◆ **What is being asked**: Identify all lines of the data containing the string "Приближно" and copy them.

(Items from a dataset)
▼

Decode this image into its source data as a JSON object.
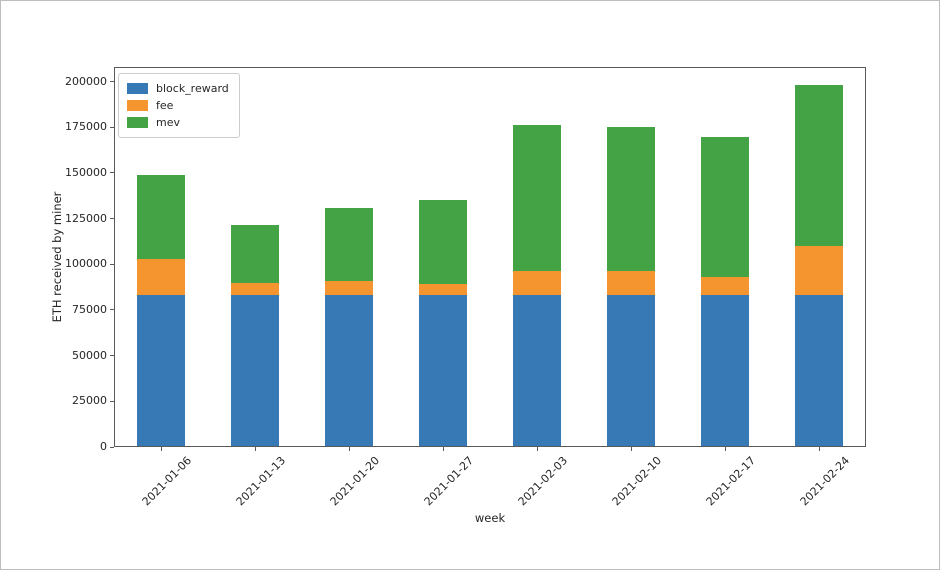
{
  "figure": {
    "background": "#ffffff",
    "frame_border": "#bdbdbd",
    "spine_color": "#5a5a5a",
    "text_color": "#262626"
  },
  "chart_data": {
    "type": "bar",
    "stacked": true,
    "title": "",
    "xlabel": "week",
    "ylabel": "ETH received by miner",
    "categories": [
      "2021-01-06",
      "2021-01-13",
      "2021-01-20",
      "2021-01-27",
      "2021-02-03",
      "2021-02-10",
      "2021-02-17",
      "2021-02-24"
    ],
    "series": [
      {
        "name": "block_reward",
        "color": "#3779b5",
        "values": [
          83300,
          83300,
          83300,
          83300,
          83300,
          83300,
          83300,
          83300
        ]
      },
      {
        "name": "fee",
        "color": "#f5952f",
        "values": [
          19700,
          6200,
          7700,
          6100,
          13100,
          13200,
          9700,
          26900
        ]
      },
      {
        "name": "mev",
        "color": "#44a344",
        "values": [
          46000,
          31800,
          40000,
          45600,
          79800,
          78700,
          76700,
          88100
        ]
      }
    ],
    "stack_totals": [
      149000,
      121300,
      131000,
      135000,
      176200,
      175200,
      169700,
      198300
    ],
    "ylim": [
      0,
      208000
    ],
    "yticks": [
      0,
      25000,
      50000,
      75000,
      100000,
      125000,
      150000,
      175000,
      200000
    ],
    "xtick_rotation_deg": 45,
    "grid": false,
    "legend_position": "upper left"
  }
}
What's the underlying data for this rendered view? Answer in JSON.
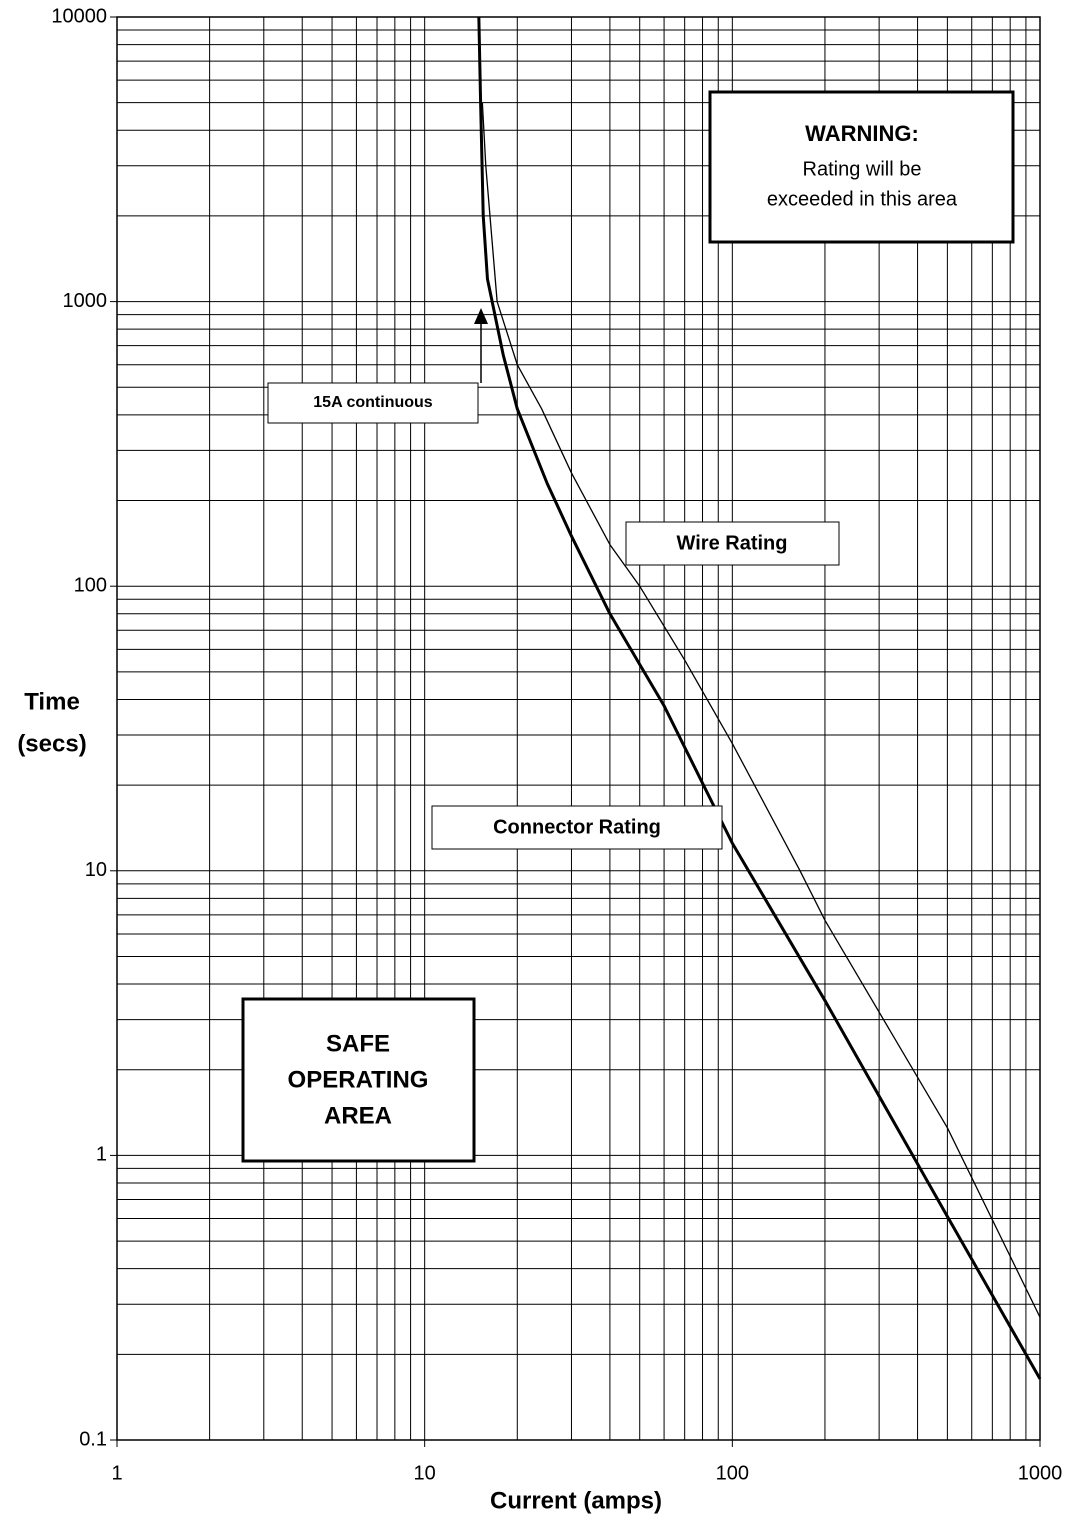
{
  "chart_data": {
    "type": "line",
    "x_label": "Current (amps)",
    "y_label": [
      "Time",
      "(secs)"
    ],
    "xscale": "log",
    "yscale": "log",
    "xlim": [
      1,
      1000
    ],
    "ylim": [
      0.1,
      10000
    ],
    "xticks": [
      1,
      10,
      100,
      1000
    ],
    "yticks": [
      0.1,
      1,
      10,
      100,
      1000,
      10000
    ],
    "grid": true,
    "minor_grid": true,
    "series": [
      {
        "name": "Connector Rating",
        "color": "#000000",
        "x": [
          15,
          15.2,
          15.5,
          16,
          18,
          20,
          25,
          30,
          40,
          60,
          100,
          200,
          500,
          1000
        ],
        "values": [
          10000,
          5000,
          2000,
          1200,
          650,
          420,
          230,
          150,
          80,
          38,
          12.5,
          3.5,
          0.61,
          0.164
        ]
      },
      {
        "name": "Wire Rating",
        "color": "#000000",
        "x": [
          15.4,
          15.8,
          17.2,
          20,
          24,
          30,
          40,
          50,
          70,
          100,
          166,
          200,
          500,
          1000
        ],
        "values": [
          5000,
          3000,
          1000,
          600,
          420,
          250,
          140,
          100,
          55,
          28,
          10,
          6.7,
          1.25,
          0.27
        ]
      }
    ],
    "warning_title": "WARNING:",
    "warning_text": [
      "Rating will be",
      "exceeded in this area"
    ],
    "arrow_label": "15A continuous",
    "safe_area": [
      "SAFE",
      "OPERATING",
      "AREA"
    ]
  }
}
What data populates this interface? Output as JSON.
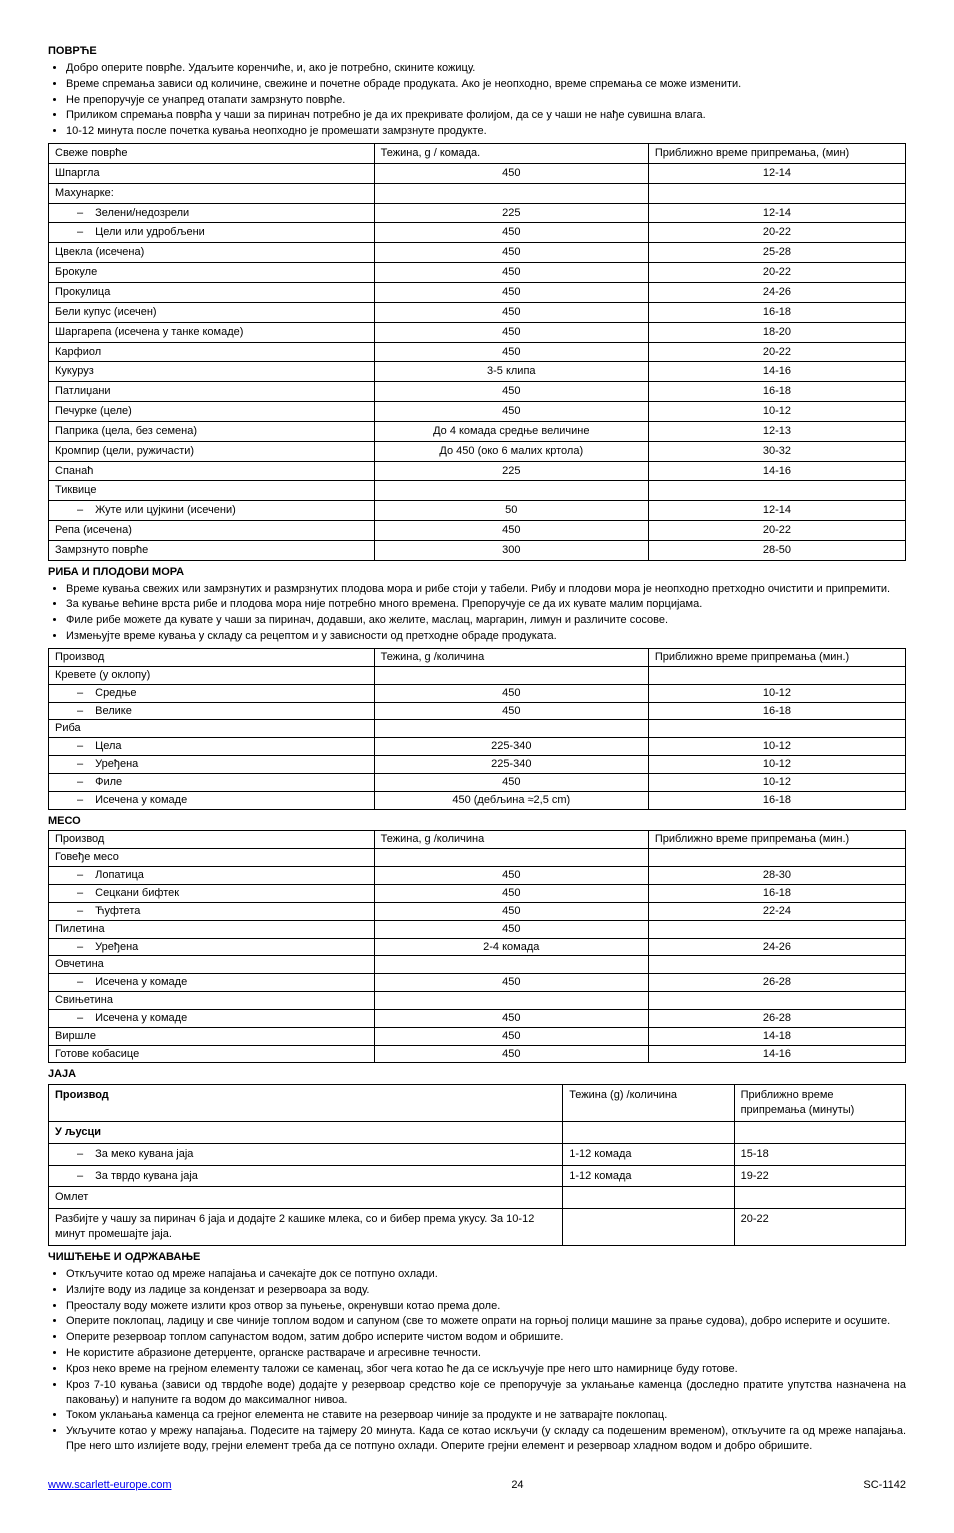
{
  "vegetables": {
    "title": "ПОВРЋЕ",
    "bullets": [
      "Добро оперите поврће. Удаљите коренчиће, и, ако је потребно, скините кожицу.",
      "Време спремања зависи од количине, свежине и почетне обраде продуката. Ако је неопходно, време спремања се може изменити.",
      "Не препоручује се унапред отапати замрзнуто поврће.",
      "Приликом спремања поврћа у чаши за пиринач потребно је да их прекривате фолијом, да се у чаши не нађе сувишна влага.",
      "10-12 минута после почетка кувања неопходно је промешати замрзнуте продукте."
    ],
    "headers": [
      "Свеже поврће",
      "Тежина, g / комада.",
      "Приближно време припремања, (мин)"
    ],
    "rows": [
      {
        "c1": "Шпаргла",
        "c2": "450",
        "c3": "12-14"
      },
      {
        "c1": "Махунарке:",
        "c2": "",
        "c3": ""
      },
      {
        "c1": "Зелени/недозрели",
        "c2": "225",
        "c3": "12-14",
        "indent": true
      },
      {
        "c1": "Цели или удробљени",
        "c2": "450",
        "c3": "20-22",
        "indent": true
      },
      {
        "c1": "Цвекла (исечена)",
        "c2": "450",
        "c3": "25-28"
      },
      {
        "c1": "Брокуле",
        "c2": "450",
        "c3": "20-22"
      },
      {
        "c1": "Прокулица",
        "c2": "450",
        "c3": "24-26"
      },
      {
        "c1": "Бели купус (исечен)",
        "c2": "450",
        "c3": "16-18"
      },
      {
        "c1": "Шаргарепа (исечена у танке комаде)",
        "c2": "450",
        "c3": "18-20"
      },
      {
        "c1": "Карфиол",
        "c2": "450",
        "c3": "20-22"
      },
      {
        "c1": "Кукуруз",
        "c2": "3-5 клипа",
        "c3": "14-16"
      },
      {
        "c1": "Патлиџани",
        "c2": "450",
        "c3": "16-18"
      },
      {
        "c1": "Печурке (целе)",
        "c2": "450",
        "c3": "10-12"
      },
      {
        "c1": "Паприка (цела, без семена)",
        "c2": "До 4 комада средње величине",
        "c3": "12-13"
      },
      {
        "c1": "Кромпир (цели, ружичасти)",
        "c2": "До 450 (око 6 малих кртола)",
        "c3": "30-32"
      },
      {
        "c1": "Спанаћ",
        "c2": "225",
        "c3": "14-16"
      },
      {
        "c1": "Тиквице",
        "c2": "",
        "c3": ""
      },
      {
        "c1": "Жуте или цујкини (исечени)",
        "c2": "50",
        "c3": "12-14",
        "indent": true
      },
      {
        "c1": "Репа (исечена)",
        "c2": "450",
        "c3": "20-22"
      },
      {
        "c1": "Замрзнуто поврће",
        "c2": "300",
        "c3": "28-50"
      }
    ]
  },
  "seafood": {
    "title": "РИБА И ПЛОДОВИ МОРА",
    "bullets": [
      "Време кувања свежих или замрзнутих и размрзнутих плодова мора и рибе стоји у табели. Рибу и плодови мора је неопходно претходно очистити и припремити.",
      "За кување већине врста рибе и плодова мора није потребно много времена. Препоручује се да их кувате малим порцијама.",
      "Филе рибе можете да кувате у чаши за пиринач, додавши, ако желите, маслац, маргарин, лимун и различите сосове.",
      "Измењујте време кувања у складу са рецептом и у зависности од претходне обраде продуката."
    ],
    "headers": [
      "Производ",
      "Тежина, g /количина",
      "Приближно време припремања (мин.)"
    ],
    "rows": [
      {
        "c1": "Кревете (у оклопу)",
        "c2": "",
        "c3": ""
      },
      {
        "c1": "Средње",
        "c2": "450",
        "c3": "10-12",
        "indent": true
      },
      {
        "c1": "Велике",
        "c2": "450",
        "c3": "16-18",
        "indent": true
      },
      {
        "c1": "Риба",
        "c2": "",
        "c3": ""
      },
      {
        "c1": "Цела",
        "c2": "225-340",
        "c3": "10-12",
        "indent": true
      },
      {
        "c1": "Уређена",
        "c2": "225-340",
        "c3": "10-12",
        "indent": true
      },
      {
        "c1": "Филе",
        "c2": "450",
        "c3": "10-12",
        "indent": true
      },
      {
        "c1": "Исечена у комаде",
        "c2": "450 (дебљина ≈2,5 cm)",
        "c3": "16-18",
        "indent": true
      }
    ]
  },
  "meat": {
    "title": "МЕСО",
    "headers": [
      "Производ",
      "Тежина, g /количина",
      "Приближно време припремања (мин.)"
    ],
    "rows": [
      {
        "c1": "Говеђе месо",
        "c2": "",
        "c3": ""
      },
      {
        "c1": "Лопатица",
        "c2": "450",
        "c3": "28-30",
        "indent": true
      },
      {
        "c1": "Сецкани бифтек",
        "c2": "450",
        "c3": "16-18",
        "indent": true
      },
      {
        "c1": "Ћуфтета",
        "c2": "450",
        "c3": "22-24",
        "indent": true
      },
      {
        "c1": "Пилетина",
        "c2": "450",
        "c3": ""
      },
      {
        "c1": "Уређена",
        "c2": "2-4 комада",
        "c3": "24-26",
        "indent": true
      },
      {
        "c1": "Овчетина",
        "c2": "",
        "c3": ""
      },
      {
        "c1": "Исечена у комаде",
        "c2": "450",
        "c3": "26-28",
        "indent": true
      },
      {
        "c1": "Свињетина",
        "c2": "",
        "c3": ""
      },
      {
        "c1": "Исечена у комаде",
        "c2": "450",
        "c3": "26-28",
        "indent": true
      },
      {
        "c1": "Виршле",
        "c2": "450",
        "c3": "14-18"
      },
      {
        "c1": "Готове кобасице",
        "c2": "450",
        "c3": "14-16"
      }
    ]
  },
  "eggs": {
    "title": "ЈАЈА",
    "headers": [
      "Производ",
      "Тежина (g) /количина",
      "Приближно време припремања (минуты)"
    ],
    "rows": [
      {
        "c1": "У љусци",
        "c2": "",
        "c3": "",
        "bold": true
      },
      {
        "c1": "За меко кувана јаја",
        "c2": "1-12 комада",
        "c3": "15-18",
        "indent": true
      },
      {
        "c1": "За тврдо кувана јаја",
        "c2": "1-12 комада",
        "c3": "19-22",
        "indent": true
      },
      {
        "c1": "Омлет",
        "c2": "",
        "c3": ""
      },
      {
        "c1": "Разбијте у чашу за пиринач 6 јаја и додајте 2 кашике млека, со и бибер према укусу. За 10-12 минут промешајте јаја.",
        "c2": "",
        "c3": "20-22"
      }
    ]
  },
  "cleaning": {
    "title": "ЧИШЋЕЊЕ И ОДРЖАВАЊЕ",
    "bullets": [
      "Откључите котао од мреже напајања и сачекајте док се потпуно охлади.",
      "Излијте воду из ладице за кондензат и резервоара за воду.",
      "Преосталу воду можете излити кроз отвор за пуњење, окренувши котао према доле.",
      "Оперите поклопац, ладицу и све чиније топлом водом и сапуном (све то можете опрати на горњој полици машине за прање судова), добро исперите и осушите.",
      "Оперите резервоар топлом сапунастом водом, затим добро исперите чистом водом и обришите.",
      "Не користите абразионе детерџенте, органске раствараче и агресивне течности.",
      "Кроз неко време на грејном елементу таложи се каменац, због чега котао ће да се искључује пре него што намирнице буду готове.",
      "Кроз 7-10 кувања (зависи од тврдоће воде) додајте у резервоар средство које се препоручује за уклањање каменца (доследно пратите упутства назначена на паковању) и напуните га водом до максималног нивоа.",
      "Током уклањања каменца са грејног елемента не ставите на резервоар чиније за продукте и не затварајте поклопац.",
      "Укључите котао у мрежу напајања. Подесите на тајмеру 20 минута. Када се котао искључи (у складу са подешеним временом), откључите га од мреже напајања. Пре него што излијете воду, грејни елемент треба да се потпуно охлади. Оперите грејни елемент и резервоар хладном водом и добро обришите."
    ]
  },
  "footer": {
    "url": "www.scarlett-europe.com",
    "page": "24",
    "model": "SC-1142"
  }
}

▲

◆ **Completed task**:
      "Приближно време припремања, (мин)"
      "Приближно време припремања (мин.)"
      "Приближно време припремања (мин.)"
      "Приближно време припремања (минуты)"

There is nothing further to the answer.